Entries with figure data
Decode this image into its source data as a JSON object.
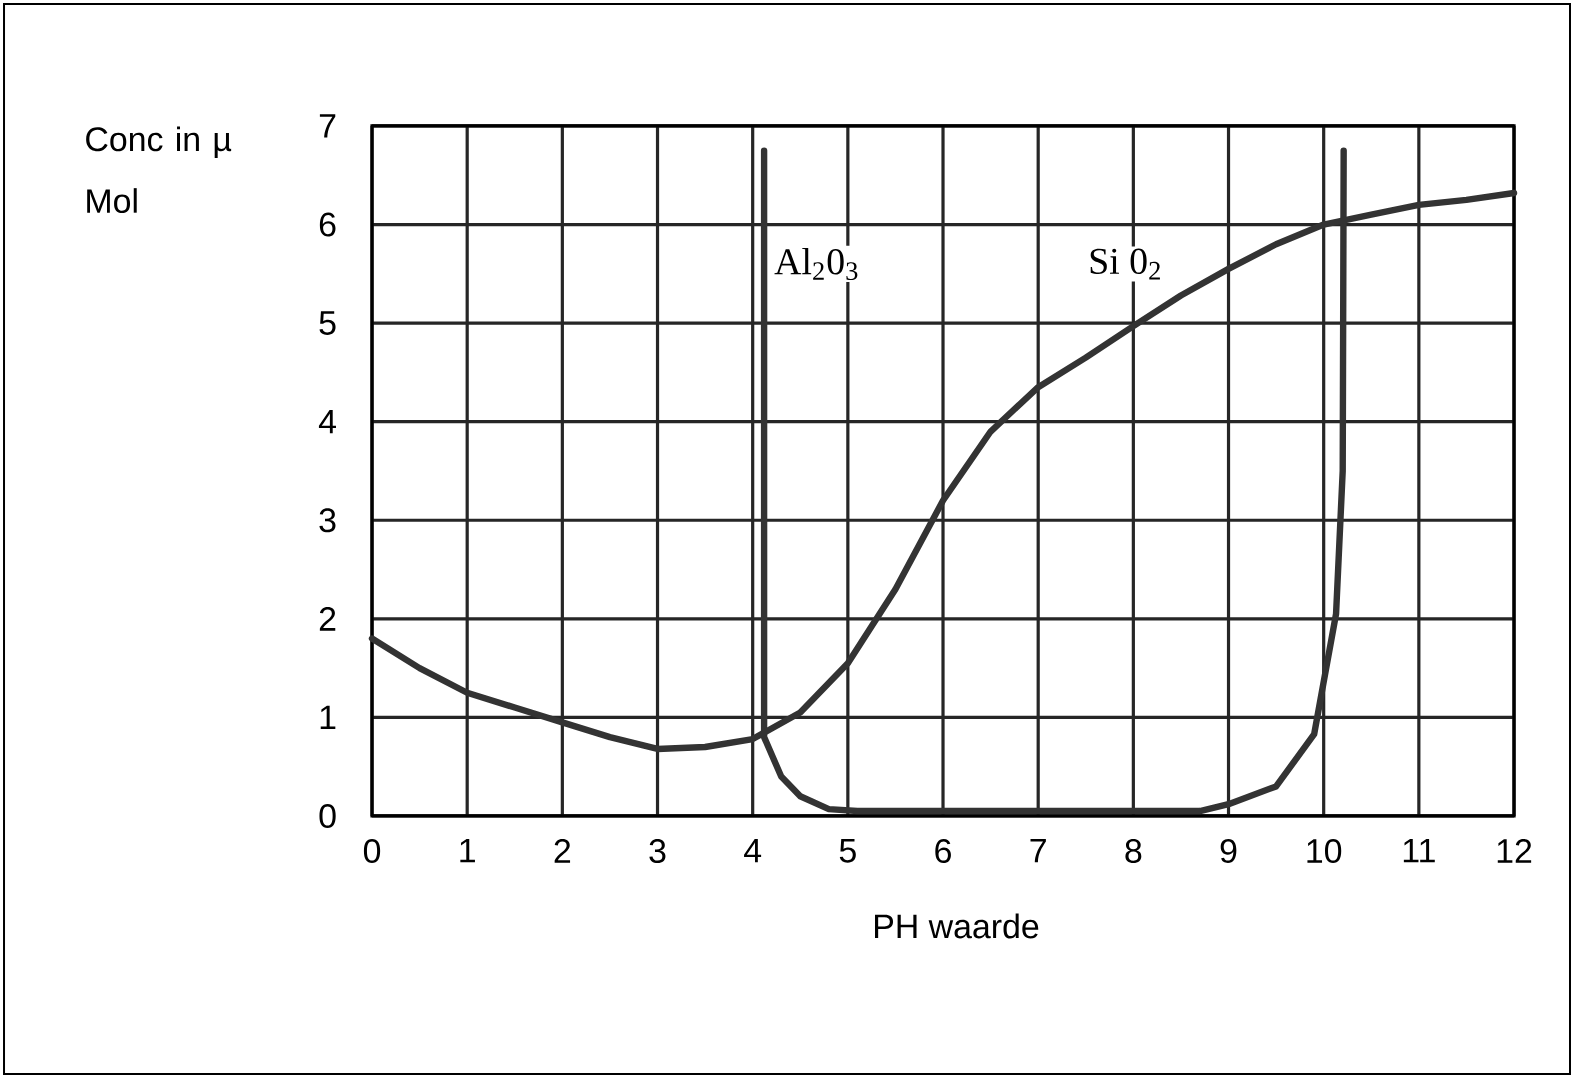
{
  "chart_data": {
    "type": "line",
    "xlabel": "PH waarde",
    "ylabel": "Conc in µ Mol",
    "xlim": [
      0,
      12
    ],
    "ylim": [
      0,
      7
    ],
    "xticks": [
      0,
      1,
      2,
      3,
      4,
      5,
      6,
      7,
      8,
      9,
      10,
      11,
      12
    ],
    "yticks": [
      0,
      1,
      2,
      3,
      4,
      5,
      6,
      7
    ],
    "grid": true,
    "marker": "none",
    "line_style": "solid",
    "series": [
      {
        "name": "Al$_{2}$0$_{3}$",
        "color": "#333333",
        "x": [
          4.12,
          4.12,
          4.3,
          4.5,
          4.8,
          5.1,
          8.7,
          9.0,
          9.5,
          9.9,
          10.13,
          10.2,
          10.21
        ],
        "values": [
          6.75,
          0.8,
          0.4,
          0.2,
          0.07,
          0.05,
          0.05,
          0.12,
          0.3,
          0.83,
          2.05,
          3.5,
          6.75
        ]
      },
      {
        "name": "Si 0$_{2}$",
        "color": "#333333",
        "x": [
          0,
          0.5,
          1,
          1.5,
          2,
          2.5,
          3,
          3.5,
          4,
          4.5,
          5,
          5.5,
          6,
          6.5,
          7,
          7.5,
          8,
          8.5,
          9,
          9.5,
          10,
          10.5,
          11,
          11.5,
          12
        ],
        "values": [
          1.8,
          1.5,
          1.25,
          1.1,
          0.95,
          0.8,
          0.68,
          0.7,
          0.78,
          1.05,
          1.55,
          2.3,
          3.2,
          3.9,
          4.35,
          4.65,
          4.97,
          5.28,
          5.55,
          5.8,
          6.0,
          6.1,
          6.2,
          6.25,
          6.32
        ]
      }
    ]
  }
}
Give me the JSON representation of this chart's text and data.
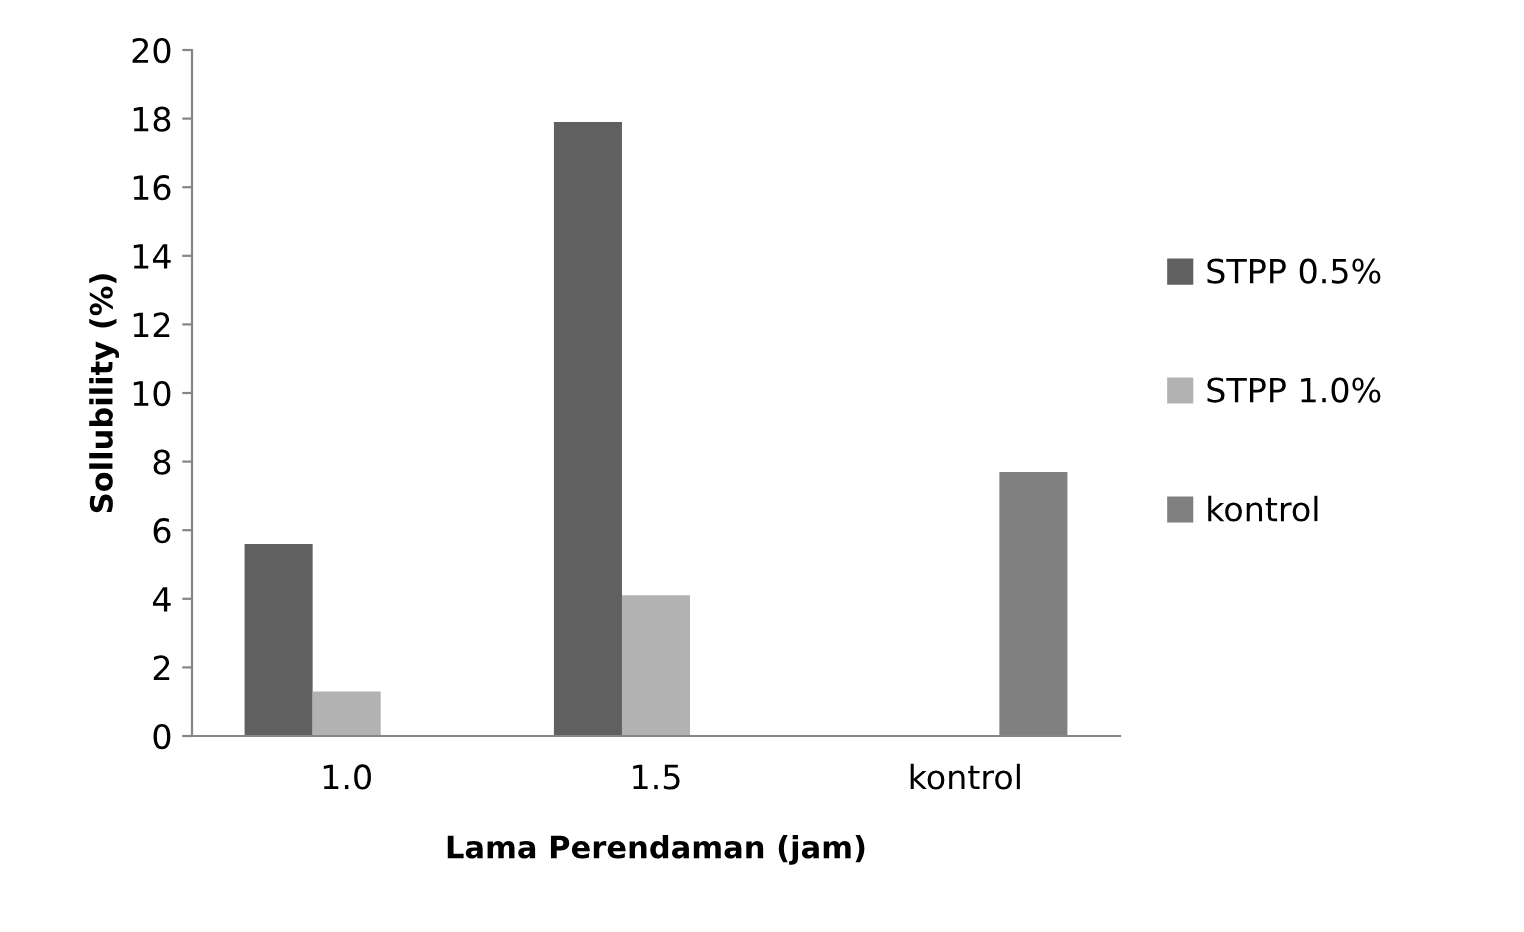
{
  "chart_data": {
    "type": "bar",
    "xlabel": "Lama Perendaman (jam)",
    "ylabel": "Sollubility (%)",
    "categories": [
      "1.0",
      "1.5",
      "kontrol"
    ],
    "series": [
      {
        "name": "STPP 0.5%",
        "color": "#606060",
        "values": [
          5.6,
          17.9,
          null
        ]
      },
      {
        "name": "STPP 1.0%",
        "color": "#b2b2b2",
        "values": [
          1.3,
          4.1,
          null
        ]
      },
      {
        "name": "kontrol",
        "color": "#808080",
        "values": [
          null,
          null,
          7.7
        ]
      }
    ],
    "ylim": [
      0,
      20
    ],
    "yticks": [
      0,
      2,
      4,
      6,
      8,
      10,
      12,
      14,
      16,
      18,
      20
    ],
    "grid": false,
    "legend": "right"
  }
}
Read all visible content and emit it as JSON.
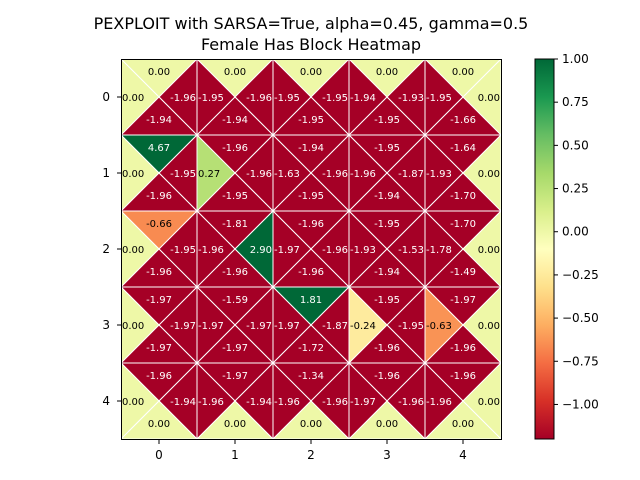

*What to do*
Reproduce the material above in full, exactly, with no images.

*Exercise answer*
Decode this image into its source data as a JSON object.
{
  "chart_data": {
    "type": "line",
    "xlabel": "PH waarde",
    "ylabel": "Conc in µ Mol",
    "xlim": [
      0,
      12
    ],
    "ylim": [
      0,
      7
    ],
    "xticks": [
      0,
      1,
      2,
      3,
      4,
      5,
      6,
      7,
      8,
      9,
      10,
      11,
      12
    ],
    "yticks": [
      0,
      1,
      2,
      3,
      4,
      5,
      6,
      7
    ],
    "grid": true,
    "marker": "none",
    "line_style": "solid",
    "series": [
      {
        "name": "Al$_{2}$0$_{3}$",
        "color": "#333333",
        "x": [
          4.12,
          4.12,
          4.3,
          4.5,
          4.8,
          5.1,
          8.7,
          9.0,
          9.5,
          9.9,
          10.13,
          10.2,
          10.21
        ],
        "values": [
          6.75,
          0.8,
          0.4,
          0.2,
          0.07,
          0.05,
          0.05,
          0.12,
          0.3,
          0.83,
          2.05,
          3.5,
          6.75
        ]
      },
      {
        "name": "Si 0$_{2}$",
        "color": "#333333",
        "x": [
          0,
          0.5,
          1,
          1.5,
          2,
          2.5,
          3,
          3.5,
          4,
          4.5,
          5,
          5.5,
          6,
          6.5,
          7,
          7.5,
          8,
          8.5,
          9,
          9.5,
          10,
          10.5,
          11,
          11.5,
          12
        ],
        "values": [
          1.8,
          1.5,
          1.25,
          1.1,
          0.95,
          0.8,
          0.68,
          0.7,
          0.78,
          1.05,
          1.55,
          2.3,
          3.2,
          3.9,
          4.35,
          4.65,
          4.97,
          5.28,
          5.55,
          5.8,
          6.0,
          6.1,
          6.2,
          6.25,
          6.32
        ]
      }
    ]
  }
}
Give me the JSON representation of this chart's text and data.
{
  "chart_data": {
    "type": "bar",
    "xlabel": "Lama Perendaman (jam)",
    "ylabel": "Sollubility (%)",
    "categories": [
      "1.0",
      "1.5",
      "kontrol"
    ],
    "series": [
      {
        "name": "STPP 0.5%",
        "color": "#606060",
        "values": [
          5.6,
          17.9,
          null
        ]
      },
      {
        "name": "STPP 1.0%",
        "color": "#b2b2b2",
        "values": [
          1.3,
          4.1,
          null
        ]
      },
      {
        "name": "kontrol",
        "color": "#808080",
        "values": [
          null,
          null,
          7.7
        ]
      }
    ],
    "ylim": [
      0,
      20
    ],
    "yticks": [
      0,
      2,
      4,
      6,
      8,
      10,
      12,
      14,
      16,
      18,
      20
    ],
    "grid": false,
    "legend": "right"
  }
}
Read all visible content and emit it as JSON.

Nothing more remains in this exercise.